**DOCUMENT SEGMENT:**
## Begin

Monday, February 29, 2016

Murder Mystery Quilt Along: Blocks 1 and 2

Hello, kids. Having found out in just about the nick of time about the Murder Mystery Quilt Along, I hopped to and made my first two blocks last week.

Chapter 1 is titled 'The Parking Lot.' And here is the accompanying block:

I had just enough of that dark gray to make this block with just a wee bit left over. And the two colored bits are from a random fat quarter stack I bought at a quilt shop in Amish country over the summer. I was originally going to make a color/low-value-coordinating-color quilt with this stack and another, but it wasn't going to work out just right, and seeing as it's six months ago (actually, more) I decided to just cut into it and use it for this quilt. My natural inclination is obnoxious color, so these slightly-more-muted tones give just a pop of color without it being overwhelming. Without even realizing it I also sewed my half-square-triangle corners quite nicely (which never happens when I'm actually paying attention to what I'm doing).

There was a bonus chapter, but no accompanying quilt block, so block two came with chapter three, and was called 'The Waterfall.'

The polka dot is actually a really nice shade of spring green, but didn't want to cooperate for photos. And that water fabric I've had in my stash for years (from when I was making a lot of beach bags). I've been hesitant to use it or lose it because I knew the perfect thing to use it in would eventually come along.

I used some Heat-n'-Bond light for this (the one you can sew through) and used what I thought was a blanket stitch, and I guess it is, but I think I chose the wrong one from the zillion on my machine, as so many of them look a lot alike. I don't even know if I sewed it correctly as I couldn't remember if I was to sew through the edge of the fabric or just off the edge, so I varied, haha. It's really high-skill sewing happening over here, folks.

So that's it. I'm up to date on my blocks. I'm very curious as to how this is going to play out, as the blocks look like an element of the chapter but somehow come together to be something else in the end. And I'm enjoying trying to figure out if this or that little element is actually a clue as well, even though it's planted in the middle of the block directions. I love people who have ideas like this and can make them into an actual real world thing for the rest of us to enjoy.

Monday, February 22, 2016

Murder Mystery Quilt Along

For the past few months I've been feeling largely unfocused and unmotivated. I haven't loved any of the things I've made (the very few of them, at that), and have conflicted feelings of wanting to do nothing and everything, all at once. It's unsettling, especially when I look back over what has become my neglected little blog and see how I used to crank out project after project.

## End

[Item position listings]

## Begin

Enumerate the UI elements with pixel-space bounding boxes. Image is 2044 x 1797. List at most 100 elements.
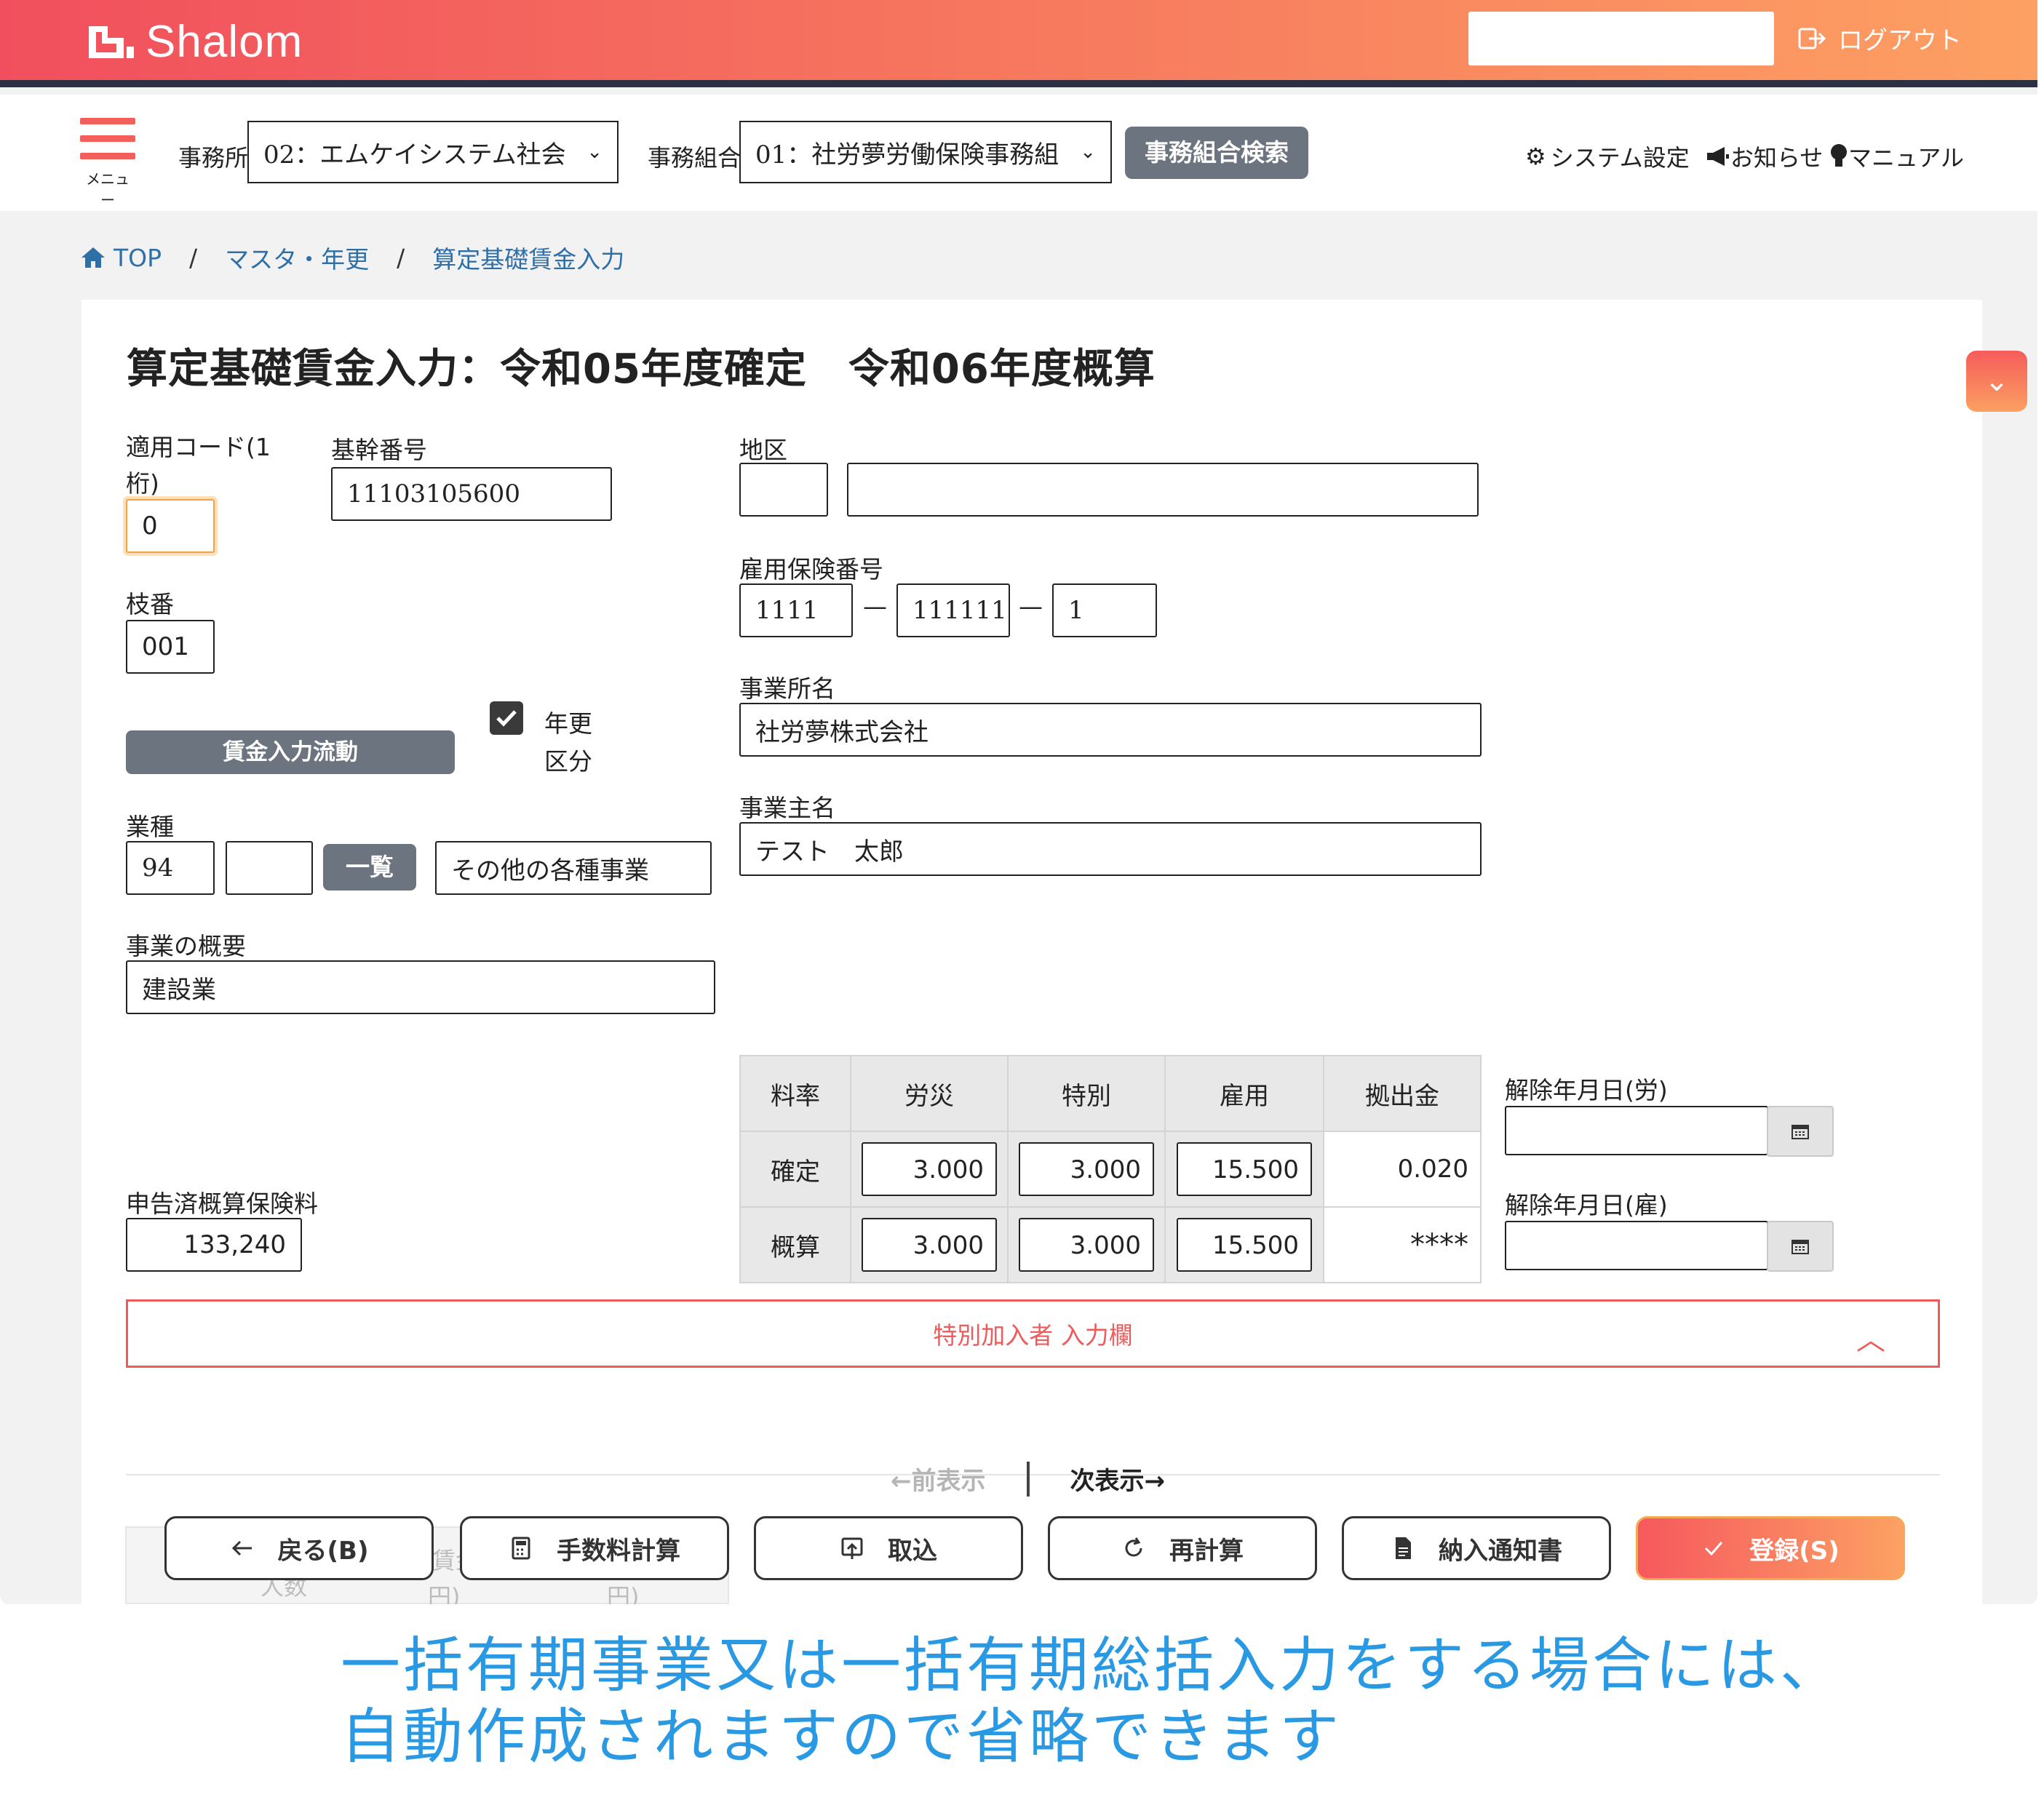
refresh-icon <box>1125 1537 1142 1557</box>
owner-label: 事業主名 <box>739 794 835 822</box>
branch-input[interactable]: 001 <box>126 620 215 674</box>
office-select[interactable]: 02：エムケイシステム社会 ⌄ <box>247 121 619 183</box>
rate-input[interactable]: 3.000 <box>1019 1218 1154 1272</box>
scroll-down-button[interactable]: ⌄ <box>1966 351 2027 412</box>
declared-input[interactable]: 133,240 <box>126 1218 302 1272</box>
cancel-emp-input[interactable] <box>1505 1221 1768 1270</box>
cancel-labor-input[interactable] <box>1505 1106 1768 1155</box>
office-name-input[interactable]: 社労夢株式会社 <box>739 703 1482 757</box>
table-cell: 3.000 <box>850 1131 1009 1208</box>
calendar-button[interactable] <box>1767 1221 1834 1272</box>
logout-button[interactable]: ログアウト <box>1797 20 1962 56</box>
manual-link[interactable]: マニュアル <box>1829 140 1964 173</box>
industry-label: 業種 <box>126 813 174 841</box>
system-settings-label: システム設定 <box>1550 144 1690 172</box>
breadcrumb-master[interactable]: マスタ・年更 <box>225 240 369 275</box>
payment-notice-button[interactable]: 納入通知書 <box>1342 1516 1611 1580</box>
nenkou-checkbox[interactable] <box>490 701 523 735</box>
breadcrumb-current[interactable]: 算定基礎賃金入力 <box>432 240 624 275</box>
logo-icon <box>89 25 134 58</box>
header-search-input[interactable] <box>1468 12 1774 65</box>
lightbulb-icon <box>1831 144 1847 167</box>
industry-code-input[interactable]: 94 <box>126 841 215 895</box>
cancel-emp-label: 解除年月日(雇) <box>1505 1191 1668 1219</box>
district-label: 地区 <box>739 436 787 464</box>
breadcrumb: TOP / マスタ・年更 / 算定基礎賃金入力 <box>80 240 624 275</box>
table-cell: 15.500 <box>1164 1131 1324 1208</box>
table-cell: 3.000 <box>1007 1131 1166 1208</box>
logout-label: ログアウト <box>1838 26 1962 55</box>
gear-icon: ⚙ <box>1525 143 1546 170</box>
chevron-down-icon: ⌄ <box>1080 141 1096 163</box>
apply-code-input[interactable]: 0 <box>126 499 215 553</box>
home-icon <box>81 247 105 268</box>
owner-input[interactable]: テスト 太郎 <box>739 822 1482 876</box>
office-label: 事務所 <box>178 144 249 172</box>
fee-calc-button[interactable]: 手数料計算 <box>460 1516 729 1580</box>
calendar-icon <box>1792 1240 1809 1254</box>
union-search-button[interactable]: 事務組合検索 <box>1125 127 1308 179</box>
calculator-icon <box>512 1537 530 1560</box>
recalc-button[interactable]: 再計算 <box>1048 1516 1317 1580</box>
nenkou-label-2: 区分 <box>544 747 592 776</box>
app-window: Shalom ログアウト メニュー 事務所 02：エムケイシステム社会 ⌄ 事務… <box>0 0 2037 1604</box>
system-settings-link[interactable]: ⚙ システム設定 <box>1525 140 1690 173</box>
back-label: 戻る(B) <box>277 1536 369 1566</box>
hamburger-icon-bar <box>80 153 135 159</box>
table-row: 概算 3.000 3.000 15.500 **** <box>739 1206 1482 1283</box>
import-label: 取込 <box>888 1536 937 1566</box>
register-label: 登録(S) <box>1749 1536 1840 1566</box>
upload-icon <box>841 1537 863 1559</box>
recalc-label: 再計算 <box>1169 1536 1244 1566</box>
column-header: 雇用 <box>1164 1055 1324 1132</box>
wage-flow-button[interactable]: 賃金入力流動 <box>126 730 455 774</box>
shalom-logo[interactable]: Shalom <box>86 16 303 68</box>
register-button[interactable]: 登録(S) <box>1636 1516 1905 1580</box>
logo-text: Shalom <box>146 17 303 67</box>
branch-label: 枝番 <box>126 590 174 618</box>
industry-sub-input[interactable] <box>226 841 313 895</box>
industry-list-button[interactable]: 一覧 <box>323 844 416 890</box>
district-name-input[interactable] <box>847 463 1479 517</box>
employment-number-1[interactable]: 1111 <box>739 583 853 637</box>
business-label: 事業の概要 <box>126 932 246 960</box>
table-row: 確定 3.000 3.000 15.500 0.020 <box>739 1131 1482 1208</box>
calendar-icon <box>1792 1125 1809 1139</box>
calendar-button[interactable] <box>1767 1106 1834 1157</box>
union-value: 01：社労夢労働保険事務組 <box>755 140 1059 170</box>
rates-table: 料率 労災 特別 雇用 拠出金 確定 3.000 3.000 15.500 0.… <box>739 1055 1482 1283</box>
nenkou-label: 年更 <box>544 709 592 738</box>
hamburger-icon <box>80 118 135 124</box>
column-header: 労災 <box>850 1055 1009 1132</box>
rate-input[interactable]: 3.000 <box>862 1218 997 1272</box>
table-cell: 3.000 <box>1007 1206 1166 1283</box>
industry-name-field[interactable]: その他の各種事業 <box>435 841 712 895</box>
rate-input[interactable]: 3.000 <box>1019 1142 1154 1196</box>
prev-page-link[interactable]: ←前表示 <box>891 1461 986 1497</box>
document-icon <box>1396 1537 1411 1559</box>
rate-input[interactable]: 3.000 <box>862 1142 997 1196</box>
top-bar: Shalom ログアウト <box>0 0 2037 87</box>
business-input[interactable]: 建設業 <box>126 960 715 1014</box>
rate-input[interactable]: 15.500 <box>1177 1218 1312 1272</box>
menu-button[interactable]: メニュー <box>80 118 135 209</box>
rate-input[interactable]: 15.500 <box>1177 1142 1312 1196</box>
contribution-value: **** <box>1323 1206 1482 1283</box>
employment-number-label: 雇用保険番号 <box>739 555 883 583</box>
office-value: 02：エムケイシステム社会 <box>263 140 566 170</box>
back-button[interactable]: 戻る(B) <box>164 1516 434 1580</box>
notice-link[interactable]: お知らせ <box>1706 140 1823 173</box>
district-code-input[interactable] <box>739 463 828 517</box>
next-page-link[interactable]: 次表示→ <box>1070 1461 1166 1497</box>
base-number-input[interactable]: 11103105600 <box>331 467 612 521</box>
special-member-section-toggle[interactable]: 特別加入者 入力欄 ︿ <box>126 1299 1940 1368</box>
union-select[interactable]: 01：社労夢労働保険事務組 ⌄ <box>739 121 1112 183</box>
employment-number-3[interactable]: 1 <box>1052 583 1157 637</box>
apply-code-label: 適用コード(1 <box>126 433 271 461</box>
special-section-label: 特別加入者 入力欄 <box>933 1321 1133 1350</box>
payment-notice-label: 納入通知書 <box>1439 1536 1562 1566</box>
fee-calc-label: 手数料計算 <box>557 1536 680 1566</box>
employment-number-2[interactable]: 111111 <box>896 583 1010 637</box>
breadcrumb-top[interactable]: TOP <box>114 244 162 272</box>
import-button[interactable]: 取込 <box>754 1516 1023 1580</box>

## End

**PROBLEMS TO WORK ON:**
(1) In the quilting blog, what was the title of the chapter that accompanied block two?
(2) Duplicate everything in the quilting blog from "The polka dot" down to "over here, folks.".
(3) Pick up the quilting blog from where it stops and continue writing it.

**RESULTS BY TASK:**
(1) It was called 'The Waterfall.'

(2)
The polka dot is actually a really nice shade of spring green, but didn't want to cooperate for photos. And that water fabric I've had in my stash for years (from when I was making a lot of beach bags). I've been hesitant to use it or lose it because I knew the perfect thing to use it in would eventually come along.

I used some Heat-n'-Bond light for this (the one you can sew through) and used what I thought was a blanket stitch, and I guess it is, but I think I chose the wrong one from the zillion on my machine, as so many of them look a lot alike. I don't even know if I sewed it correctly as I couldn't remember if I was to sew through the edge of the fabric or just off the edge, so I varied, haha. It's really high-skill sewing happening over here, folks.

(3)
Today I was browsing my blog feed, and something caught my eye. A murder mystery quilt along. I've seen mystery block quilt alongs before, but it was the word 'murder' that peaked my interest in this one. Intrigued, I clicked on over to the course description, and after trying to talk myself out of it signed right up.

Here's the idea--you sign up (there is a fee but it's not too cumbersome), and every month you get a chapter of the story and a quilt block that is directly related to the chapter. Each quilt block and the directions may have clues contained within them, in addition to those in the story itself. If you join the Facebook group you can see the blocks that other group members are making, and maybe receive additional clues. There are even prizes at the end of the year-long project. Fabric recommendations are given, but you have total freedom to do what you want. When you complete the quilt you'll have everything you need to solve the mystery.

I just signed up today, so I'm already behind a little, but the blocks aren't too complicated and the fabric requirements aren't obnoxious so I'll be caught up before the week is out. I'm trying very hard to stick to stash fabrics, which is stretching my neurons for sure as I don't have a large store of fabric anymore.

I already feel a little more focused, and my brain has started whirring a little bit, so I'm excited for this. The hard part will be waiting for the new chapters to come out, but it's nice to have something to look forward to. If this sounds interesting to you too, you have another week to sign up--registration closes February 29th.

Sunday, February 14, 2016


Last week I told you about a class I took on Craftsy that I wasn't thrilled with. I had been kind of excited to spend a blizzardy day doing that and wasn't exactly satisfied. I happened to come across a site that I had heard about but forgot about--Creativebug. You get a two-week free trial on the site, and one class to keep forever. If you like your experience, you pay $4.95 a month for access to over 600 classes on drawing, painting, sewing, knitting, and so on. So I decided to try it out with Basic Line Drawing with Lisa Congdon.

THIS was more what I was looking for--simple explanations of shape and form and technique, and the ability--actually, the enCOURagement--to make things imperfectly.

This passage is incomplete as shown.